* Data items
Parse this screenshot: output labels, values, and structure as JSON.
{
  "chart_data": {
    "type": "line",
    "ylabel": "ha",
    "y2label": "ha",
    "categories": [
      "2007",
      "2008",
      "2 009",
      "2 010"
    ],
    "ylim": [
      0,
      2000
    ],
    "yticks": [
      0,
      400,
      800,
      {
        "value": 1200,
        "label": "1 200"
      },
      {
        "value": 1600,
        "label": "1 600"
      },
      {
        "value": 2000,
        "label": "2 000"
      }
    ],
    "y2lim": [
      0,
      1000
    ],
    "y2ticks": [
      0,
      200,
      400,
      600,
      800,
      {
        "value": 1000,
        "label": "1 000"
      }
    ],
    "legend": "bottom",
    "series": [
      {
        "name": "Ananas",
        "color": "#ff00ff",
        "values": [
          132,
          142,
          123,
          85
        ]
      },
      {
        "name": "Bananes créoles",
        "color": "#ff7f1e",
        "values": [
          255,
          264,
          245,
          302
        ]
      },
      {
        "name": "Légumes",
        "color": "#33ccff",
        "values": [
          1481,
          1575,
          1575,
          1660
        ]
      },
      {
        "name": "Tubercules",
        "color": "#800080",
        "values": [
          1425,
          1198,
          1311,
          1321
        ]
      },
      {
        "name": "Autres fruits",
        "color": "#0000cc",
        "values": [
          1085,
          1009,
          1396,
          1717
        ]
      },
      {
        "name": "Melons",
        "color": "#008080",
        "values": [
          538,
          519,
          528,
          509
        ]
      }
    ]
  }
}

* To do
Using the listing above, return all lines where the word "color" occurs.

* Response to the task
        "color": "#ff00ff",
        "color": "#ff7f1e",
        "color": "#33ccff",
        "color": "#800080",
        "color": "#0000cc",
        "color": "#008080",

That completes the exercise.